What the task requires
In the listing below, find every line containing "content" and copy it out.

(Data entries)
»»

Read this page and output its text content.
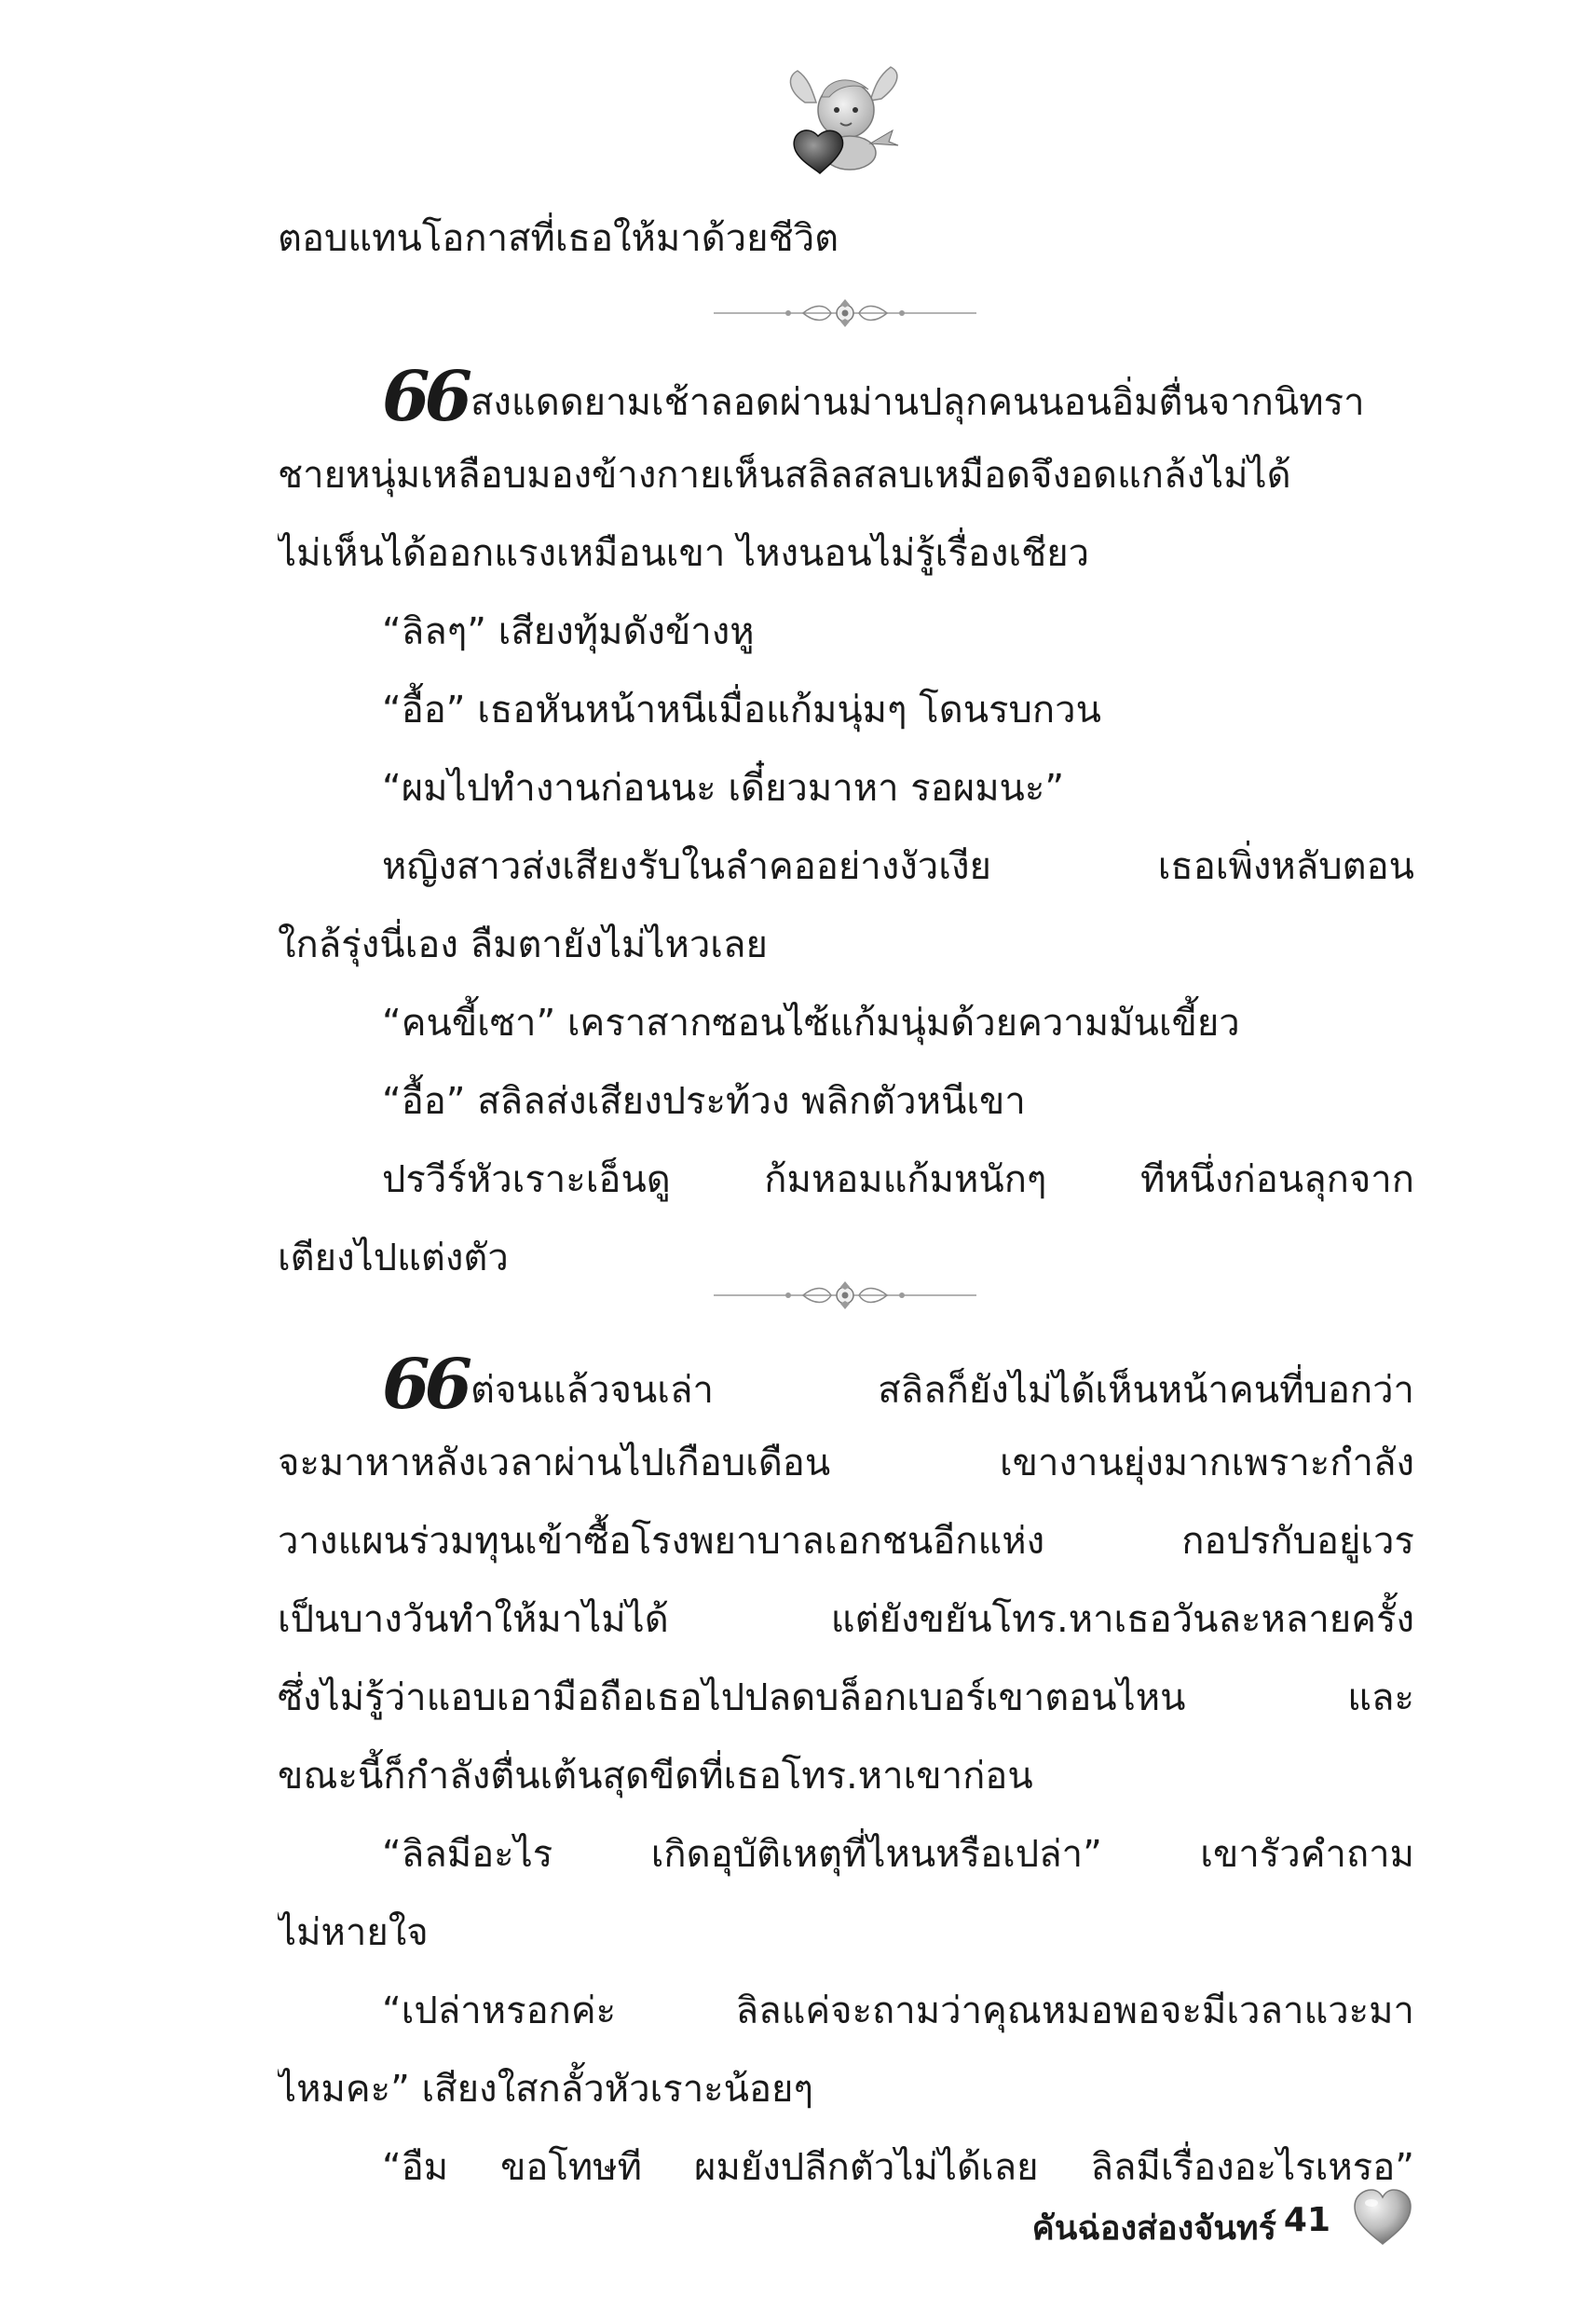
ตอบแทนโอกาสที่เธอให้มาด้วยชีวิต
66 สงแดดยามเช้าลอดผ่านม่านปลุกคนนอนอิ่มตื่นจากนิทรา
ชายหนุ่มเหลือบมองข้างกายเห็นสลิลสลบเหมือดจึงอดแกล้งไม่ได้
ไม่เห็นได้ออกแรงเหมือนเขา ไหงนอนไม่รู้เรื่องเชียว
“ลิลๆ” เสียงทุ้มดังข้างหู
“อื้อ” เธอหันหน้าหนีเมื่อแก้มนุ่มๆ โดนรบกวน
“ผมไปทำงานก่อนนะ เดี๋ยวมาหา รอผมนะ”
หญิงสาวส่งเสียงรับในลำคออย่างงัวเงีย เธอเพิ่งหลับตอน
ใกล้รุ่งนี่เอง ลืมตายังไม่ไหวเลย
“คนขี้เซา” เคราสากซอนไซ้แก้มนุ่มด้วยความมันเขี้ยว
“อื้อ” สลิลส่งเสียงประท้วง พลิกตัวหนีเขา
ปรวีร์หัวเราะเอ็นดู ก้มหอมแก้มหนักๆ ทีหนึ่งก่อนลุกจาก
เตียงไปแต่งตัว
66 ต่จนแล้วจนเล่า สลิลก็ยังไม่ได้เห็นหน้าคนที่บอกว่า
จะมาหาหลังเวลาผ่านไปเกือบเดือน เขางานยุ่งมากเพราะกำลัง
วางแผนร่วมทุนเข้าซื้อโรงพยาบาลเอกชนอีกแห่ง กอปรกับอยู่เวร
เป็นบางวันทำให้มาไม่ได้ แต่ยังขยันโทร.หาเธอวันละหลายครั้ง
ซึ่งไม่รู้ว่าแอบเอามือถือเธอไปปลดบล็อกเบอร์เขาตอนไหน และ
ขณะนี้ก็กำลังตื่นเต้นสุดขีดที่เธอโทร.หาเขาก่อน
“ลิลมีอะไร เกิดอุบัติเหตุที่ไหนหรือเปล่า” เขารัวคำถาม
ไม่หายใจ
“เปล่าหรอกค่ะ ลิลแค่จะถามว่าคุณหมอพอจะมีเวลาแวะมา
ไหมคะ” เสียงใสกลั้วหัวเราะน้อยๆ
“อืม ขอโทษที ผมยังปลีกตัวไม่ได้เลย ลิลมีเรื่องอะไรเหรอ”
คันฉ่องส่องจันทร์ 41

««
»»

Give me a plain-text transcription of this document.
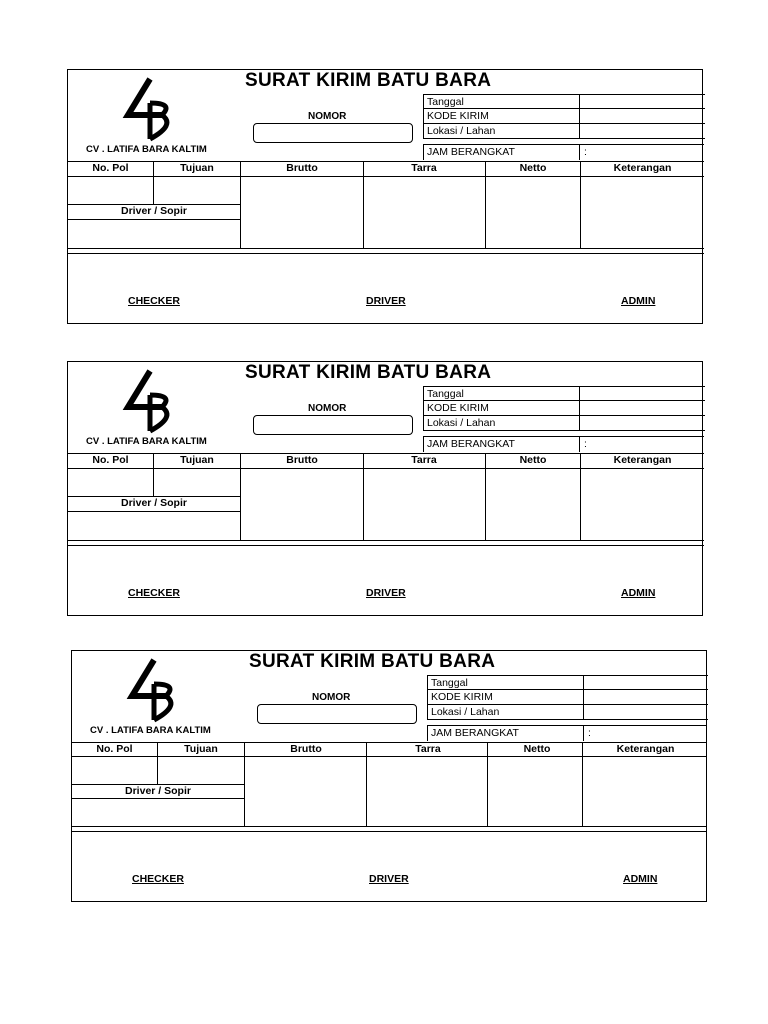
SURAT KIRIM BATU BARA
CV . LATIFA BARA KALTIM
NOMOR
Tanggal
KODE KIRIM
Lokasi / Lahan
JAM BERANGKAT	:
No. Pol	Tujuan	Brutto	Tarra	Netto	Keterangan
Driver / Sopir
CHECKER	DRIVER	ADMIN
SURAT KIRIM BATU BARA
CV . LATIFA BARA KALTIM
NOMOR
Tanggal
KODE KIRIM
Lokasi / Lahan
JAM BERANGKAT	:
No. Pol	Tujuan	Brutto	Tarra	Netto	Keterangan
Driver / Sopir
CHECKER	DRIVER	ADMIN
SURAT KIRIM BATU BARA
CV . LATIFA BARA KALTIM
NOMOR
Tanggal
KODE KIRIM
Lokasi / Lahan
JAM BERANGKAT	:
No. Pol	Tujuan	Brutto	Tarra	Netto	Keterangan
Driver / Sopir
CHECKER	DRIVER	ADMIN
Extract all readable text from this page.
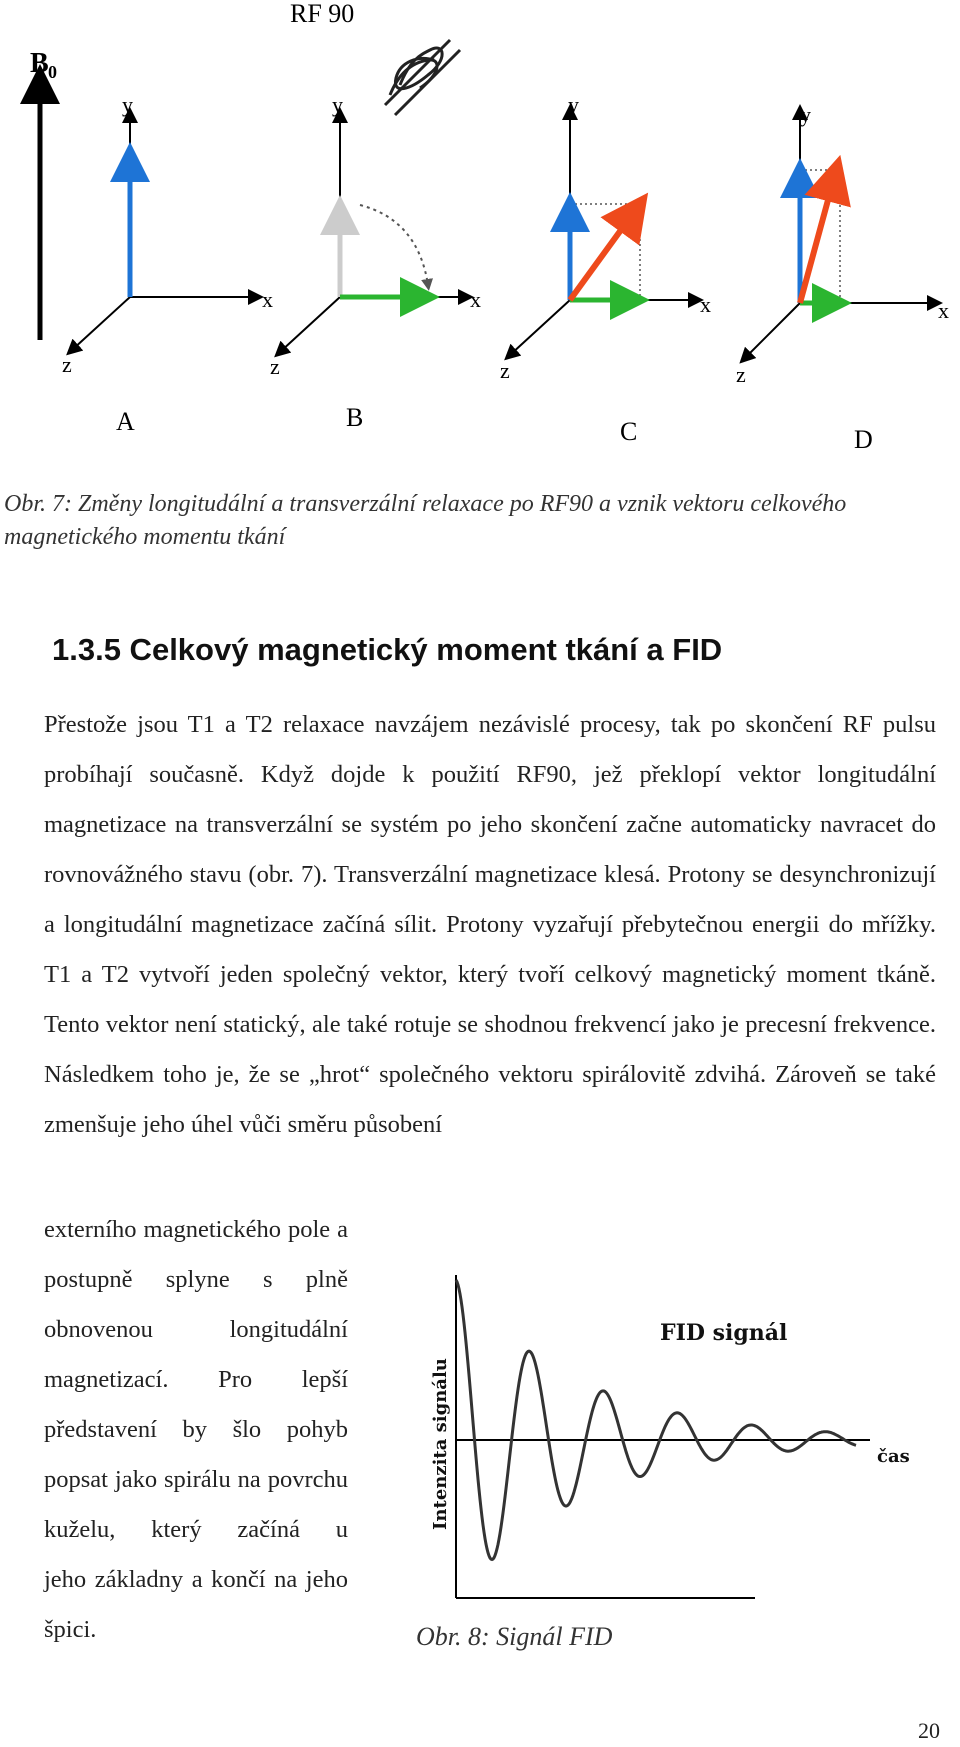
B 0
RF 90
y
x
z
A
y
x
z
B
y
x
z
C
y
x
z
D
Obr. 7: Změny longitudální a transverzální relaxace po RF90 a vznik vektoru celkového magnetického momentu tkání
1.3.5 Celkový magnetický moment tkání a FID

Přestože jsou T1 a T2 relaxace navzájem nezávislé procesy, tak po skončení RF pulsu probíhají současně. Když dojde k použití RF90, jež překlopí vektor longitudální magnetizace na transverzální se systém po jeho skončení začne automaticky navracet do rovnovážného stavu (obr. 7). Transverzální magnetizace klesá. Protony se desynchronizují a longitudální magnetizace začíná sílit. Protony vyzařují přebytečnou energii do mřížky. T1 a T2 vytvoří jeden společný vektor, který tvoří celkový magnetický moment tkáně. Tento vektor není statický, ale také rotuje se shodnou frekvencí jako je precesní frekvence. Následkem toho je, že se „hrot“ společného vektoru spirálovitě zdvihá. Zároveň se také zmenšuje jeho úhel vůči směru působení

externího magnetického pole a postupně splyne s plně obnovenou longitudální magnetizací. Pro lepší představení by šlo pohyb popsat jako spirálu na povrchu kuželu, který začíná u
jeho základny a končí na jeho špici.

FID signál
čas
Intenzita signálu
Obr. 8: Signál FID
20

««
»»

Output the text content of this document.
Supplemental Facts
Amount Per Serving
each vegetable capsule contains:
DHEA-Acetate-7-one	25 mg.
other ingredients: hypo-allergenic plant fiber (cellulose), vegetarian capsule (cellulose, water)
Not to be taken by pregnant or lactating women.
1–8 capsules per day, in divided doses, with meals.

««

Task response
Read this page and output its text content.
Output the text content of this document.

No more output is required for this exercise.